--- begin ---
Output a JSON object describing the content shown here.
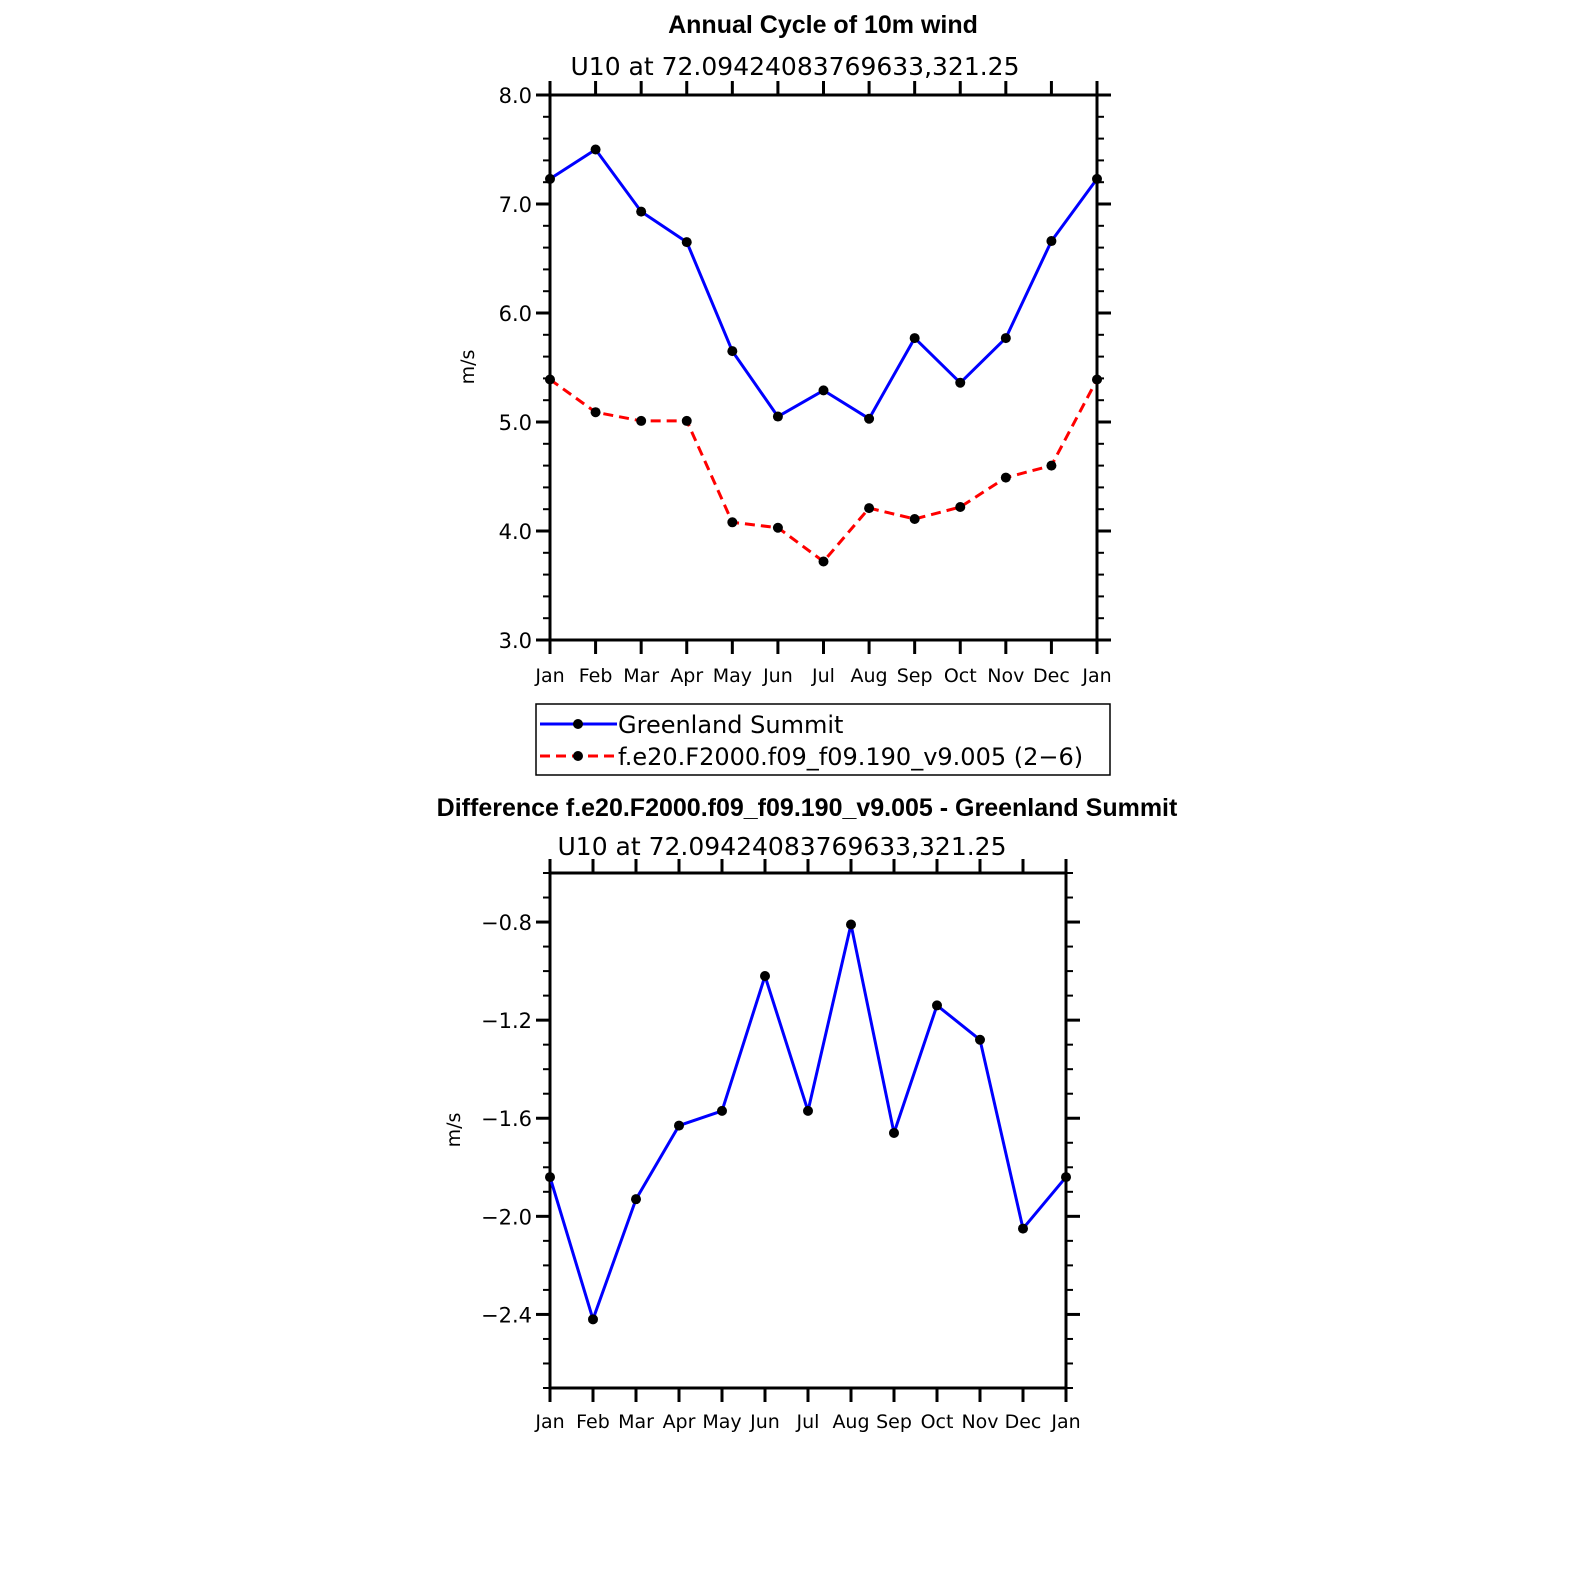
{
  "chart_data": [
    {
      "type": "line",
      "title": "Annual Cycle of 10m wind",
      "subtitle": "U10  at  72.09424083769633,321.25",
      "ylabel": "m/s",
      "xlabel": "",
      "ylim": [
        3.0,
        8.0
      ],
      "y_major_ticks": [
        3.0,
        4.0,
        5.0,
        6.0,
        7.0,
        8.0
      ],
      "y_tick_labels": [
        "3.0",
        "4.0",
        "5.0",
        "6.0",
        "7.0",
        "8.0"
      ],
      "categories": [
        "Jan",
        "Feb",
        "Mar",
        "Apr",
        "May",
        "Jun",
        "Jul",
        "Aug",
        "Sep",
        "Oct",
        "Nov",
        "Dec",
        "Jan"
      ],
      "series": [
        {
          "name": "Greenland Summit",
          "color": "#0000ff",
          "dashed": false,
          "values": [
            7.23,
            7.5,
            6.93,
            6.65,
            5.65,
            5.05,
            5.29,
            5.03,
            5.77,
            5.36,
            5.77,
            6.66,
            7.23
          ]
        },
        {
          "name": "f.e20.F2000.f09_f09.190_v9.005 (2−6)",
          "color": "#ff0000",
          "dashed": true,
          "values": [
            5.39,
            5.09,
            5.01,
            5.01,
            4.08,
            4.03,
            3.72,
            4.21,
            4.11,
            4.22,
            4.49,
            4.6,
            5.39
          ]
        }
      ],
      "legend": "below"
    },
    {
      "type": "line",
      "title": "Difference f.e20.F2000.f09_f09.190_v9.005 - Greenland Summit",
      "subtitle": "U10  at  72.09424083769633,321.25",
      "ylabel": "m/s",
      "xlabel": "",
      "ylim": [
        -2.7,
        -0.6
      ],
      "y_major_ticks": [
        -2.4,
        -2.0,
        -1.6,
        -1.2,
        -0.8
      ],
      "y_tick_labels": [
        "−2.4",
        "−2.0",
        "−1.6",
        "−1.2",
        "−0.8"
      ],
      "categories": [
        "Jan",
        "Feb",
        "Mar",
        "Apr",
        "May",
        "Jun",
        "Jul",
        "Aug",
        "Sep",
        "Oct",
        "Nov",
        "Dec",
        "Jan"
      ],
      "series": [
        {
          "name": "Difference",
          "color": "#0000ff",
          "dashed": false,
          "values": [
            -1.84,
            -2.42,
            -1.93,
            -1.63,
            -1.57,
            -1.02,
            -1.57,
            -0.81,
            -1.66,
            -1.14,
            -1.28,
            -2.05,
            -1.84
          ]
        }
      ]
    }
  ]
}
--- end ---
Each record above must be returned exactly as written, with its pictures omitted.

● **Problem solution**
Output a JSON object describing the content shown here.
{
  "chart_data": [
    {
      "type": "line",
      "title": "Annual Cycle of 10m wind",
      "subtitle": "U10  at  72.09424083769633,321.25",
      "ylabel": "m/s",
      "xlabel": "",
      "ylim": [
        3.0,
        8.0
      ],
      "y_major_ticks": [
        3.0,
        4.0,
        5.0,
        6.0,
        7.0,
        8.0
      ],
      "y_tick_labels": [
        "3.0",
        "4.0",
        "5.0",
        "6.0",
        "7.0",
        "8.0"
      ],
      "categories": [
        "Jan",
        "Feb",
        "Mar",
        "Apr",
        "May",
        "Jun",
        "Jul",
        "Aug",
        "Sep",
        "Oct",
        "Nov",
        "Dec",
        "Jan"
      ],
      "series": [
        {
          "name": "Greenland Summit",
          "color": "#0000ff",
          "dashed": false,
          "values": [
            7.23,
            7.5,
            6.93,
            6.65,
            5.65,
            5.05,
            5.29,
            5.03,
            5.77,
            5.36,
            5.77,
            6.66,
            7.23
          ]
        },
        {
          "name": "f.e20.F2000.f09_f09.190_v9.005 (2−6)",
          "color": "#ff0000",
          "dashed": true,
          "values": [
            5.39,
            5.09,
            5.01,
            5.01,
            4.08,
            4.03,
            3.72,
            4.21,
            4.11,
            4.22,
            4.49,
            4.6,
            5.39
          ]
        }
      ],
      "legend": "below"
    },
    {
      "type": "line",
      "title": "Difference f.e20.F2000.f09_f09.190_v9.005 - Greenland Summit",
      "subtitle": "U10  at  72.09424083769633,321.25",
      "ylabel": "m/s",
      "xlabel": "",
      "ylim": [
        -2.7,
        -0.6
      ],
      "y_major_ticks": [
        -2.4,
        -2.0,
        -1.6,
        -1.2,
        -0.8
      ],
      "y_tick_labels": [
        "−2.4",
        "−2.0",
        "−1.6",
        "−1.2",
        "−0.8"
      ],
      "categories": [
        "Jan",
        "Feb",
        "Mar",
        "Apr",
        "May",
        "Jun",
        "Jul",
        "Aug",
        "Sep",
        "Oct",
        "Nov",
        "Dec",
        "Jan"
      ],
      "series": [
        {
          "name": "Difference",
          "color": "#0000ff",
          "dashed": false,
          "values": [
            -1.84,
            -2.42,
            -1.93,
            -1.63,
            -1.57,
            -1.02,
            -1.57,
            -0.81,
            -1.66,
            -1.14,
            -1.28,
            -2.05,
            -1.84
          ]
        }
      ]
    }
  ]
}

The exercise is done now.